**Aim of the task**
Scan the following material for the string "name" and copy each line in which it appears.

**Record excerpts**
## start

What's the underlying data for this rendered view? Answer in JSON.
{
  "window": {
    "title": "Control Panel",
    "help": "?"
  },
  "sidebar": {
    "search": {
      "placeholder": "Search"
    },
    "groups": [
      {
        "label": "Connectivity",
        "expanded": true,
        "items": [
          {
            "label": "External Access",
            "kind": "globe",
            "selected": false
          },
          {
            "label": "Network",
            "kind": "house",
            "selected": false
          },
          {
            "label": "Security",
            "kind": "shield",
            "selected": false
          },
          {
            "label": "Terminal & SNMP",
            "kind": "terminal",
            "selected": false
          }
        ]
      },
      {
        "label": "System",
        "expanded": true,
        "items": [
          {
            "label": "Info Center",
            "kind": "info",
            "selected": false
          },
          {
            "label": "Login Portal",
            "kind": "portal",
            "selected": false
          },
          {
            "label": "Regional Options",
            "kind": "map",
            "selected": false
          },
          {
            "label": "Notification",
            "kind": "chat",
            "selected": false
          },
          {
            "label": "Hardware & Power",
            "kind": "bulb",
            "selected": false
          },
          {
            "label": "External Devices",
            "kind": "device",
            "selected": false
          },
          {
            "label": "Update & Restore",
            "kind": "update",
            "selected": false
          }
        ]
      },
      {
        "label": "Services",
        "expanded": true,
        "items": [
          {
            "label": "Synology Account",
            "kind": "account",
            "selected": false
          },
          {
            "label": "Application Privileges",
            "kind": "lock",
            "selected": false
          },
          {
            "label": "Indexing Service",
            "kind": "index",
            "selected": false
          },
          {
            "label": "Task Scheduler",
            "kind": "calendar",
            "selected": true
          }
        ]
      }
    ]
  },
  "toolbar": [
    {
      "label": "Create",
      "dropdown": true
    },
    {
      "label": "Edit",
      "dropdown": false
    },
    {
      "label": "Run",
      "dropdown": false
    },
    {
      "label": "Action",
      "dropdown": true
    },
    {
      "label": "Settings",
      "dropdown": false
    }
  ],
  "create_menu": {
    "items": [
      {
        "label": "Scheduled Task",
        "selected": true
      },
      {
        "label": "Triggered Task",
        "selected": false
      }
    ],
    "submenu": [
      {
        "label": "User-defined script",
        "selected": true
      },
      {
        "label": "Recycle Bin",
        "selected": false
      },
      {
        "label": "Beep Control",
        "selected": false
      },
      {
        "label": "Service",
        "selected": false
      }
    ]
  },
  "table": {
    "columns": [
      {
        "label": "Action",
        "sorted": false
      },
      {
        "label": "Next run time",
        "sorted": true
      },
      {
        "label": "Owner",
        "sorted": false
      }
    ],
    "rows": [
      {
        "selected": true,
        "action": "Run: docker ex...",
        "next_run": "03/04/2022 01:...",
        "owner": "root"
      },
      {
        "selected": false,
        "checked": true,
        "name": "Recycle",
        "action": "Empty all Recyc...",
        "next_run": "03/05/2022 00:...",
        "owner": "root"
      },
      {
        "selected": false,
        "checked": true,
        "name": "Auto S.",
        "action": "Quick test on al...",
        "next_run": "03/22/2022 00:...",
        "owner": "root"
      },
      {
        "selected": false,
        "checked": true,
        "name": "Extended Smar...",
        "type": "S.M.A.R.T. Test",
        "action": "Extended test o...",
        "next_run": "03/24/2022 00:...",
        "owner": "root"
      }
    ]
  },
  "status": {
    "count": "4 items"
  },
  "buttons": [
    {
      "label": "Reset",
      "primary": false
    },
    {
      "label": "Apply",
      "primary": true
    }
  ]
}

## end

**Written answer**
        "name": "Recycle",
        "name": "Auto S.",
        "name": "Extended Smar...",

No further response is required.